What to work on » Transcribe the data in full and exactly, omitting any pictures.

(Entries from a visual dataset)
>>>>>
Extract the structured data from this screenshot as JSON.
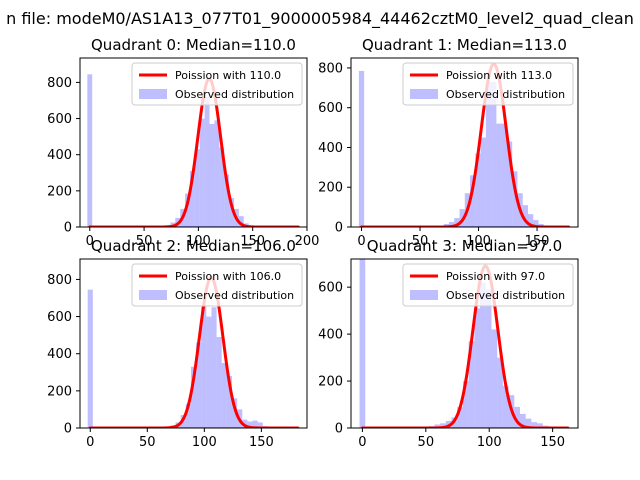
{
  "figure": {
    "suptitle": "n file: modeM0/AS1A13_077T01_9000005984_44462cztM0_level2_quad_clean"
  },
  "colors": {
    "hist": "#8080ff",
    "poisson": "#ff0000",
    "axis": "#000000",
    "background": "#ffffff"
  },
  "chart_data": [
    {
      "type": "bar",
      "title": "Quadrant 0: Median=110.0",
      "median": 110.0,
      "xlim": [
        -9,
        200
      ],
      "ylim": [
        0,
        935
      ],
      "xticks": [
        0,
        50,
        100,
        150,
        200
      ],
      "yticks": [
        0,
        200,
        400,
        600,
        800
      ],
      "bin_width": 4.5,
      "legend": {
        "position": "top-right",
        "poisson_label": "Poission with 110.0",
        "hist_label": "Observed distribution"
      },
      "poisson_peak": 820,
      "spike": {
        "x": 0,
        "value": 845
      },
      "bins": [
        [
          72,
          10
        ],
        [
          76.5,
          25
        ],
        [
          81,
          50
        ],
        [
          85.5,
          100
        ],
        [
          90,
          185
        ],
        [
          94.5,
          310
        ],
        [
          99,
          430
        ],
        [
          103.5,
          600
        ],
        [
          108,
          720
        ],
        [
          112.5,
          570
        ],
        [
          117,
          590
        ],
        [
          121.5,
          440
        ],
        [
          126,
          290
        ],
        [
          130.5,
          160
        ],
        [
          135,
          100
        ],
        [
          139.5,
          60
        ],
        [
          144,
          20
        ],
        [
          148.5,
          8
        ],
        [
          153,
          3
        ]
      ]
    },
    {
      "type": "bar",
      "title": "Quadrant 1: Median=113.0",
      "median": 113.0,
      "xlim": [
        -9,
        185
      ],
      "ylim": [
        0,
        850
      ],
      "xticks": [
        0,
        50,
        100,
        150
      ],
      "yticks": [
        0,
        200,
        400,
        600,
        800
      ],
      "bin_width": 4.5,
      "legend": {
        "position": "top-right",
        "poisson_label": "Poission with 113.0",
        "hist_label": "Observed distribution"
      },
      "poisson_peak": 820,
      "spike": {
        "x": 0,
        "value": 785
      },
      "bins": [
        [
          68,
          5
        ],
        [
          72.5,
          15
        ],
        [
          77,
          25
        ],
        [
          81.5,
          45
        ],
        [
          86,
          90
        ],
        [
          90.5,
          170
        ],
        [
          95,
          260
        ],
        [
          99.5,
          370
        ],
        [
          104,
          450
        ],
        [
          108.5,
          730
        ],
        [
          113,
          730
        ],
        [
          117.5,
          520
        ],
        [
          122,
          520
        ],
        [
          126.5,
          430
        ],
        [
          131,
          280
        ],
        [
          135.5,
          170
        ],
        [
          140,
          110
        ],
        [
          144.5,
          65
        ],
        [
          149,
          35
        ],
        [
          153.5,
          15
        ],
        [
          158,
          8
        ]
      ]
    },
    {
      "type": "bar",
      "title": "Quadrant 2: Median=106.0",
      "median": 106.0,
      "xlim": [
        -9,
        190
      ],
      "ylim": [
        0,
        910
      ],
      "xticks": [
        0,
        50,
        100,
        150
      ],
      "yticks": [
        0,
        200,
        400,
        600,
        800
      ],
      "bin_width": 4.5,
      "legend": {
        "position": "top-right",
        "poisson_label": "Poission with 106.0",
        "hist_label": "Observed distribution"
      },
      "poisson_peak": 810,
      "spike": {
        "x": 0,
        "value": 745
      },
      "bins": [
        [
          68,
          5
        ],
        [
          72.5,
          15
        ],
        [
          77,
          30
        ],
        [
          81.5,
          70
        ],
        [
          86,
          130
        ],
        [
          90.5,
          330
        ],
        [
          95,
          460
        ],
        [
          99.5,
          660
        ],
        [
          104,
          600
        ],
        [
          108.5,
          650
        ],
        [
          113,
          490
        ],
        [
          117.5,
          350
        ],
        [
          122,
          280
        ],
        [
          126.5,
          160
        ],
        [
          131,
          100
        ],
        [
          135.5,
          45
        ],
        [
          140,
          35
        ],
        [
          144.5,
          40
        ],
        [
          149,
          30
        ],
        [
          153.5,
          10
        ]
      ]
    },
    {
      "type": "bar",
      "title": "Quadrant 3: Median=97.0",
      "median": 97.0,
      "xlim": [
        -9,
        170
      ],
      "ylim": [
        0,
        720
      ],
      "xticks": [
        0,
        50,
        100,
        150
      ],
      "yticks": [
        0,
        200,
        400,
        600
      ],
      "bin_width": 4.5,
      "legend": {
        "position": "top-right",
        "poisson_label": "Poission with 97.0",
        "hist_label": "Observed distribution"
      },
      "poisson_peak": 690,
      "spike": {
        "x": 0,
        "value": 730
      },
      "bins": [
        [
          50,
          5
        ],
        [
          54.5,
          8
        ],
        [
          59,
          15
        ],
        [
          63.5,
          20
        ],
        [
          68,
          30
        ],
        [
          72.5,
          45
        ],
        [
          77,
          90
        ],
        [
          81.5,
          200
        ],
        [
          86,
          370
        ],
        [
          90.5,
          510
        ],
        [
          95,
          620
        ],
        [
          99.5,
          590
        ],
        [
          104,
          420
        ],
        [
          108.5,
          300
        ],
        [
          113,
          180
        ],
        [
          117.5,
          140
        ],
        [
          122,
          90
        ],
        [
          126.5,
          60
        ],
        [
          131,
          40
        ],
        [
          135.5,
          25
        ],
        [
          140,
          20
        ],
        [
          144.5,
          10
        ],
        [
          149,
          5
        ]
      ]
    }
  ]
}
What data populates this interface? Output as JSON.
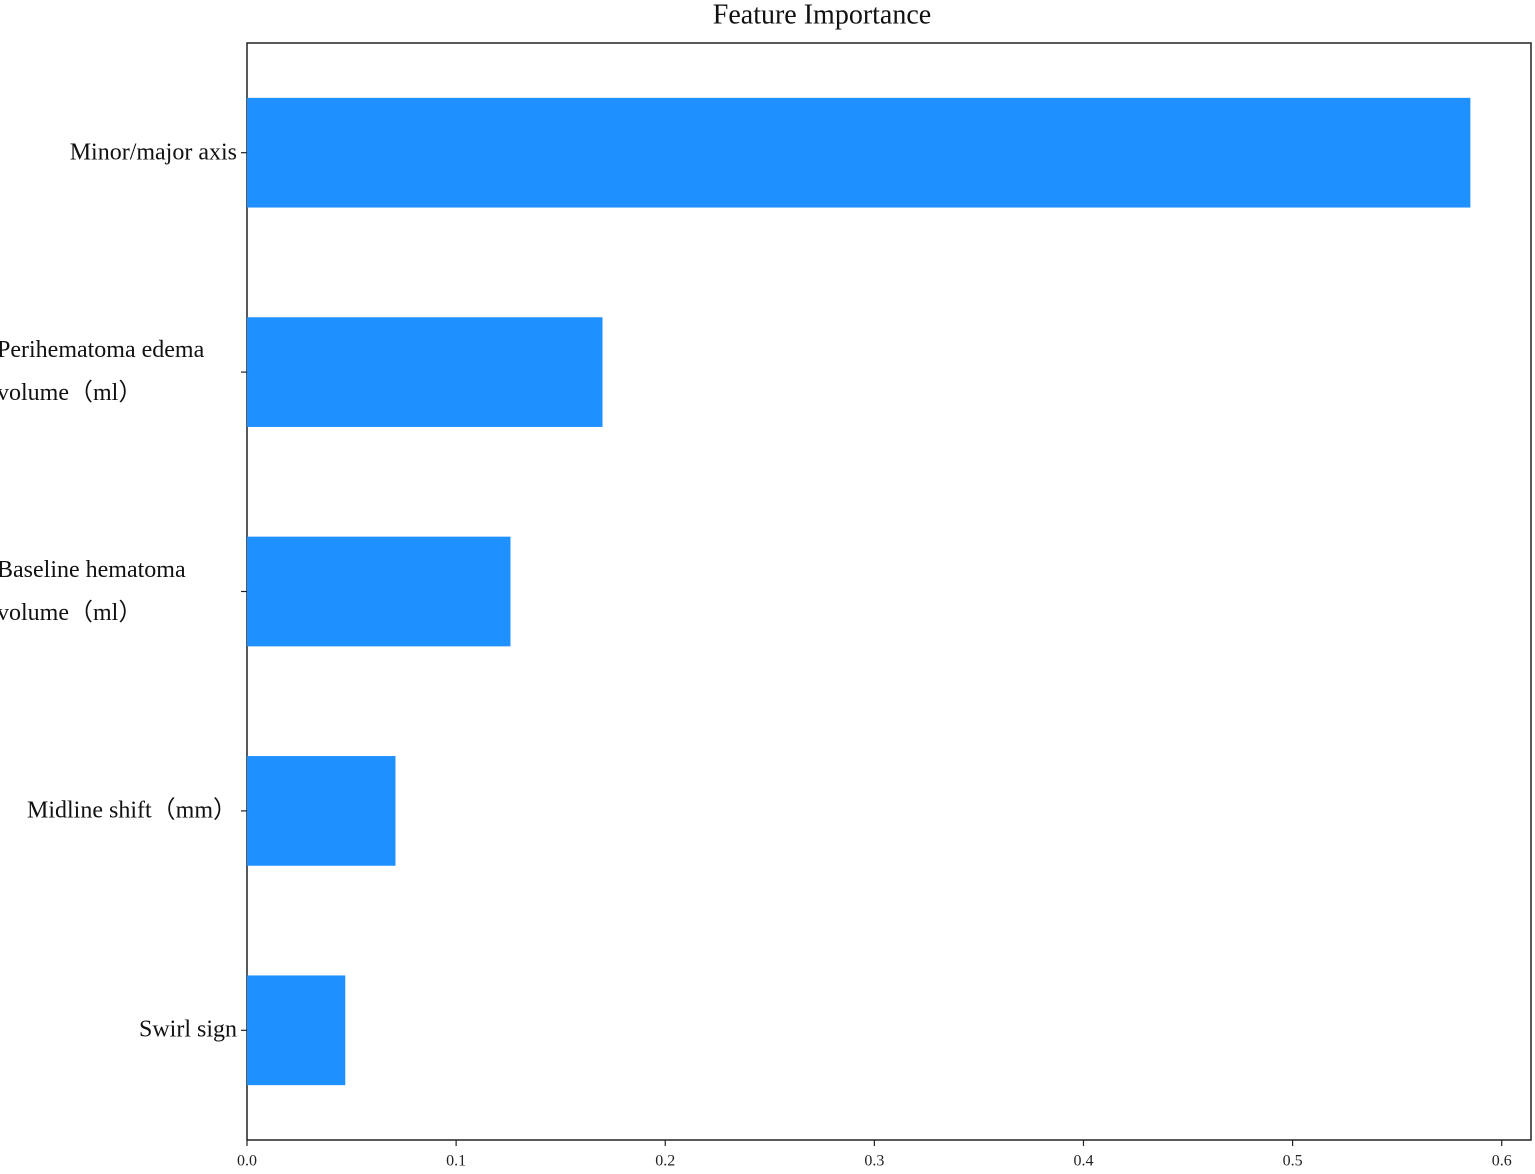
{
  "chart_data": {
    "type": "barh",
    "title": "Feature Importance",
    "categories": [
      "Minor/major axis",
      "Perihematoma edema volume（ml）",
      "Baseline hematoma volume（ml）",
      "Midline shift（mm）",
      "Swirl sign"
    ],
    "values": [
      0.585,
      0.17,
      0.126,
      0.071,
      0.047
    ],
    "color": "#1e90ff",
    "xlim": [
      0,
      0.614
    ],
    "xticks": [
      {
        "value": 0,
        "label": "0.0"
      },
      {
        "value": 0.1,
        "label": "0.1"
      },
      {
        "value": 0.2,
        "label": "0.2"
      },
      {
        "value": 0.3,
        "label": "0.3"
      },
      {
        "value": 0.4,
        "label": "0.4"
      },
      {
        "value": 0.5,
        "label": "0.5"
      },
      {
        "value": 0.6,
        "label": "0.6"
      }
    ],
    "grid": false
  }
}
<<<<<
The output »
Extract the structured data from this screenshot as JSON.
{
  "figure": {
    "suptitle": "n file: modeM0/AS1A13_077T01_9000005984_44462cztM0_level2_quad_clean"
  },
  "colors": {
    "hist": "#8080ff",
    "poisson": "#ff0000",
    "axis": "#000000",
    "background": "#ffffff"
  },
  "chart_data": [
    {
      "type": "bar",
      "title": "Quadrant 0: Median=110.0",
      "median": 110.0,
      "xlim": [
        -9,
        200
      ],
      "ylim": [
        0,
        935
      ],
      "xticks": [
        0,
        50,
        100,
        150,
        200
      ],
      "yticks": [
        0,
        200,
        400,
        600,
        800
      ],
      "bin_width": 4.5,
      "legend": {
        "position": "top-right",
        "poisson_label": "Poission with 110.0",
        "hist_label": "Observed distribution"
      },
      "poisson_peak": 820,
      "spike": {
        "x": 0,
        "value": 845
      },
      "bins": [
        [
          72,
          10
        ],
        [
          76.5,
          25
        ],
        [
          81,
          50
        ],
        [
          85.5,
          100
        ],
        [
          90,
          185
        ],
        [
          94.5,
          310
        ],
        [
          99,
          430
        ],
        [
          103.5,
          600
        ],
        [
          108,
          720
        ],
        [
          112.5,
          570
        ],
        [
          117,
          590
        ],
        [
          121.5,
          440
        ],
        [
          126,
          290
        ],
        [
          130.5,
          160
        ],
        [
          135,
          100
        ],
        [
          139.5,
          60
        ],
        [
          144,
          20
        ],
        [
          148.5,
          8
        ],
        [
          153,
          3
        ]
      ]
    },
    {
      "type": "bar",
      "title": "Quadrant 1: Median=113.0",
      "median": 113.0,
      "xlim": [
        -9,
        185
      ],
      "ylim": [
        0,
        850
      ],
      "xticks": [
        0,
        50,
        100,
        150
      ],
      "yticks": [
        0,
        200,
        400,
        600,
        800
      ],
      "bin_width": 4.5,
      "legend": {
        "position": "top-right",
        "poisson_label": "Poission with 113.0",
        "hist_label": "Observed distribution"
      },
      "poisson_peak": 820,
      "spike": {
        "x": 0,
        "value": 785
      },
      "bins": [
        [
          68,
          5
        ],
        [
          72.5,
          15
        ],
        [
          77,
          25
        ],
        [
          81.5,
          45
        ],
        [
          86,
          90
        ],
        [
          90.5,
          170
        ],
        [
          95,
          260
        ],
        [
          99.5,
          370
        ],
        [
          104,
          450
        ],
        [
          108.5,
          730
        ],
        [
          113,
          730
        ],
        [
          117.5,
          520
        ],
        [
          122,
          520
        ],
        [
          126.5,
          430
        ],
        [
          131,
          280
        ],
        [
          135.5,
          170
        ],
        [
          140,
          110
        ],
        [
          144.5,
          65
        ],
        [
          149,
          35
        ],
        [
          153.5,
          15
        ],
        [
          158,
          8
        ]
      ]
    },
    {
      "type": "bar",
      "title": "Quadrant 2: Median=106.0",
      "median": 106.0,
      "xlim": [
        -9,
        190
      ],
      "ylim": [
        0,
        910
      ],
      "xticks": [
        0,
        50,
        100,
        150
      ],
      "yticks": [
        0,
        200,
        400,
        600,
        800
      ],
      "bin_width": 4.5,
      "legend": {
        "position": "top-right",
        "poisson_label": "Poission with 106.0",
        "hist_label": "Observed distribution"
      },
      "poisson_peak": 810,
      "spike": {
        "x": 0,
        "value": 745
      },
      "bins": [
        [
          68,
          5
        ],
        [
          72.5,
          15
        ],
        [
          77,
          30
        ],
        [
          81.5,
          70
        ],
        [
          86,
          130
        ],
        [
          90.5,
          330
        ],
        [
          95,
          460
        ],
        [
          99.5,
          660
        ],
        [
          104,
          600
        ],
        [
          108.5,
          650
        ],
        [
          113,
          490
        ],
        [
          117.5,
          350
        ],
        [
          122,
          280
        ],
        [
          126.5,
          160
        ],
        [
          131,
          100
        ],
        [
          135.5,
          45
        ],
        [
          140,
          35
        ],
        [
          144.5,
          40
        ],
        [
          149,
          30
        ],
        [
          153.5,
          10
        ]
      ]
    },
    {
      "type": "bar",
      "title": "Quadrant 3: Median=97.0",
      "median": 97.0,
      "xlim": [
        -9,
        170
      ],
      "ylim": [
        0,
        720
      ],
      "xticks": [
        0,
        50,
        100,
        150
      ],
      "yticks": [
        0,
        200,
        400,
        600
      ],
      "bin_width": 4.5,
      "legend": {
        "position": "top-right",
        "poisson_label": "Poission with 97.0",
        "hist_label": "Observed distribution"
      },
      "poisson_peak": 690,
      "spike": {
        "x": 0,
        "value": 730
      },
      "bins": [
        [
          50,
          5
        ],
        [
          54.5,
          8
        ],
        [
          59,
          15
        ],
        [
          63.5,
          20
        ],
        [
          68,
          30
        ],
        [
          72.5,
          45
        ],
        [
          77,
          90
        ],
        [
          81.5,
          200
        ],
        [
          86,
          370
        ],
        [
          90.5,
          510
        ],
        [
          95,
          620
        ],
        [
          99.5,
          590
        ],
        [
          104,
          420
        ],
        [
          108.5,
          300
        ],
        [
          113,
          180
        ],
        [
          117.5,
          140
        ],
        [
          122,
          90
        ],
        [
          126.5,
          60
        ],
        [
          131,
          40
        ],
        [
          135.5,
          25
        ],
        [
          140,
          20
        ],
        [
          144.5,
          10
        ],
        [
          149,
          5
        ]
      ]
    }
  ]
}
What data populates this interface? Output as JSON.
{
  "chart_data": {
    "type": "barh",
    "title": "Feature Importance",
    "categories": [
      "Minor/major axis",
      "Perihematoma edema volume（ml）",
      "Baseline hematoma volume（ml）",
      "Midline shift（mm）",
      "Swirl sign"
    ],
    "values": [
      0.585,
      0.17,
      0.126,
      0.071,
      0.047
    ],
    "color": "#1e90ff",
    "xlim": [
      0,
      0.614
    ],
    "xticks": [
      {
        "value": 0,
        "label": "0.0"
      },
      {
        "value": 0.1,
        "label": "0.1"
      },
      {
        "value": 0.2,
        "label": "0.2"
      },
      {
        "value": 0.3,
        "label": "0.3"
      },
      {
        "value": 0.4,
        "label": "0.4"
      },
      {
        "value": 0.5,
        "label": "0.5"
      },
      {
        "value": 0.6,
        "label": "0.6"
      }
    ],
    "grid": false
  }
}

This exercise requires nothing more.